Data supplied =>
<<<<
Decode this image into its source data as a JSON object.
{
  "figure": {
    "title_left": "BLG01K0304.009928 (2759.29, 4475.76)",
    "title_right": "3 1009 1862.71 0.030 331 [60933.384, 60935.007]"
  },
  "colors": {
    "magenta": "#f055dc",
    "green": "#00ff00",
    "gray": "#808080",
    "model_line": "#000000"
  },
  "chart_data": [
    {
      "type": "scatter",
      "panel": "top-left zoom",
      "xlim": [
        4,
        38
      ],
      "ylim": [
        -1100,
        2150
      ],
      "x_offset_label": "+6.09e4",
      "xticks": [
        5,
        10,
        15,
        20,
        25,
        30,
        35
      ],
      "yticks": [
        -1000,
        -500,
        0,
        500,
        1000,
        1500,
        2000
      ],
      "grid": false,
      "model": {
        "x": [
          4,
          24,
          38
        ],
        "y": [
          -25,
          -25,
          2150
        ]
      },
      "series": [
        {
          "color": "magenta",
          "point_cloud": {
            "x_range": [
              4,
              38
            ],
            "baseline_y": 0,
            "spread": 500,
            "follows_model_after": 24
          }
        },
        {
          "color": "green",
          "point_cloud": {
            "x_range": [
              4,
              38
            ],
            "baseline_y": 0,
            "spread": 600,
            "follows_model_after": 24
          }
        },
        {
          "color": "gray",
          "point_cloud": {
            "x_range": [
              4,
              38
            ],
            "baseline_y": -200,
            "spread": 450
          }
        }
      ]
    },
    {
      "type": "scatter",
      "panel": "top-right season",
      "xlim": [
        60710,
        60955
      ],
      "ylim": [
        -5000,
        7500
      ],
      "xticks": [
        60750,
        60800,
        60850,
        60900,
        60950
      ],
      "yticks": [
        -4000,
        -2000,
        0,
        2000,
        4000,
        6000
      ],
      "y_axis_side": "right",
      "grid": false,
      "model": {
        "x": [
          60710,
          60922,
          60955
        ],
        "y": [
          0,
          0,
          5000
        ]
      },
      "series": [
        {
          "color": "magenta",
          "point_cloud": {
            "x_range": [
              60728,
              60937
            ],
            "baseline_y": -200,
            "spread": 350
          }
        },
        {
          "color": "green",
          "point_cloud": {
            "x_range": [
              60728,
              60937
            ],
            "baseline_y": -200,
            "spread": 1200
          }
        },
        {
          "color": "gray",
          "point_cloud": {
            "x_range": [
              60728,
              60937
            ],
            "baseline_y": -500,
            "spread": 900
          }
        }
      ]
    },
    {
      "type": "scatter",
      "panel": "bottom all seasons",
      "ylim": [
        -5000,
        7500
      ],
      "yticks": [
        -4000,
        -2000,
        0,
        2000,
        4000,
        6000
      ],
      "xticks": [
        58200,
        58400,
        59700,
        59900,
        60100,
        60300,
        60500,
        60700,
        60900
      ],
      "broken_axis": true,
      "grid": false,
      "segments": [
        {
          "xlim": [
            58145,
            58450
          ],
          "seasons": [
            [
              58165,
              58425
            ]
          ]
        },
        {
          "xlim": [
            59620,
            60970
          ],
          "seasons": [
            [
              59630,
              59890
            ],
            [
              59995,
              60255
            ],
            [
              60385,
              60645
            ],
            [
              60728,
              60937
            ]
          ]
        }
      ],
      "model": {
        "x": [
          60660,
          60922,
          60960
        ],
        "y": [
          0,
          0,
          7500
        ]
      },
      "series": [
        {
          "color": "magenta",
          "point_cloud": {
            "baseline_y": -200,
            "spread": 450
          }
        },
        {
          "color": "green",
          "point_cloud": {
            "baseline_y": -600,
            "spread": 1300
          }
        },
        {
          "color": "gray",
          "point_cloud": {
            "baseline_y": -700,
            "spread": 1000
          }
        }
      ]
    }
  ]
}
>>>>
Prompt =>
Emit the records above again, exactly, with no line skipped.

Response =>
Decode this image into its source data as a JSON object.
{
  "figure": {
    "title_left": "BLG01K0304.009928 (2759.29, 4475.76)",
    "title_right": "3 1009 1862.71 0.030 331 [60933.384, 60935.007]"
  },
  "colors": {
    "magenta": "#f055dc",
    "green": "#00ff00",
    "gray": "#808080",
    "model_line": "#000000"
  },
  "chart_data": [
    {
      "type": "scatter",
      "panel": "top-left zoom",
      "xlim": [
        4,
        38
      ],
      "ylim": [
        -1100,
        2150
      ],
      "x_offset_label": "+6.09e4",
      "xticks": [
        5,
        10,
        15,
        20,
        25,
        30,
        35
      ],
      "yticks": [
        -1000,
        -500,
        0,
        500,
        1000,
        1500,
        2000
      ],
      "grid": false,
      "model": {
        "x": [
          4,
          24,
          38
        ],
        "y": [
          -25,
          -25,
          2150
        ]
      },
      "series": [
        {
          "color": "magenta",
          "point_cloud": {
            "x_range": [
              4,
              38
            ],
            "baseline_y": 0,
            "spread": 500,
            "follows_model_after": 24
          }
        },
        {
          "color": "green",
          "point_cloud": {
            "x_range": [
              4,
              38
            ],
            "baseline_y": 0,
            "spread": 600,
            "follows_model_after": 24
          }
        },
        {
          "color": "gray",
          "point_cloud": {
            "x_range": [
              4,
              38
            ],
            "baseline_y": -200,
            "spread": 450
          }
        }
      ]
    },
    {
      "type": "scatter",
      "panel": "top-right season",
      "xlim": [
        60710,
        60955
      ],
      "ylim": [
        -5000,
        7500
      ],
      "xticks": [
        60750,
        60800,
        60850,
        60900,
        60950
      ],
      "yticks": [
        -4000,
        -2000,
        0,
        2000,
        4000,
        6000
      ],
      "y_axis_side": "right",
      "grid": false,
      "model": {
        "x": [
          60710,
          60922,
          60955
        ],
        "y": [
          0,
          0,
          5000
        ]
      },
      "series": [
        {
          "color": "magenta",
          "point_cloud": {
            "x_range": [
              60728,
              60937
            ],
            "baseline_y": -200,
            "spread": 350
          }
        },
        {
          "color": "green",
          "point_cloud": {
            "x_range": [
              60728,
              60937
            ],
            "baseline_y": -200,
            "spread": 1200
          }
        },
        {
          "color": "gray",
          "point_cloud": {
            "x_range": [
              60728,
              60937
            ],
            "baseline_y": -500,
            "spread": 900
          }
        }
      ]
    },
    {
      "type": "scatter",
      "panel": "bottom all seasons",
      "ylim": [
        -5000,
        7500
      ],
      "yticks": [
        -4000,
        -2000,
        0,
        2000,
        4000,
        6000
      ],
      "xticks": [
        58200,
        58400,
        59700,
        59900,
        60100,
        60300,
        60500,
        60700,
        60900
      ],
      "broken_axis": true,
      "grid": false,
      "segments": [
        {
          "xlim": [
            58145,
            58450
          ],
          "seasons": [
            [
              58165,
              58425
            ]
          ]
        },
        {
          "xlim": [
            59620,
            60970
          ],
          "seasons": [
            [
              59630,
              59890
            ],
            [
              59995,
              60255
            ],
            [
              60385,
              60645
            ],
            [
              60728,
              60937
            ]
          ]
        }
      ],
      "model": {
        "x": [
          60660,
          60922,
          60960
        ],
        "y": [
          0,
          0,
          7500
        ]
      },
      "series": [
        {
          "color": "magenta",
          "point_cloud": {
            "baseline_y": -200,
            "spread": 450
          }
        },
        {
          "color": "green",
          "point_cloud": {
            "baseline_y": -600,
            "spread": 1300
          }
        },
        {
          "color": "gray",
          "point_cloud": {
            "baseline_y": -700,
            "spread": 1000
          }
        }
      ]
    }
  ]
}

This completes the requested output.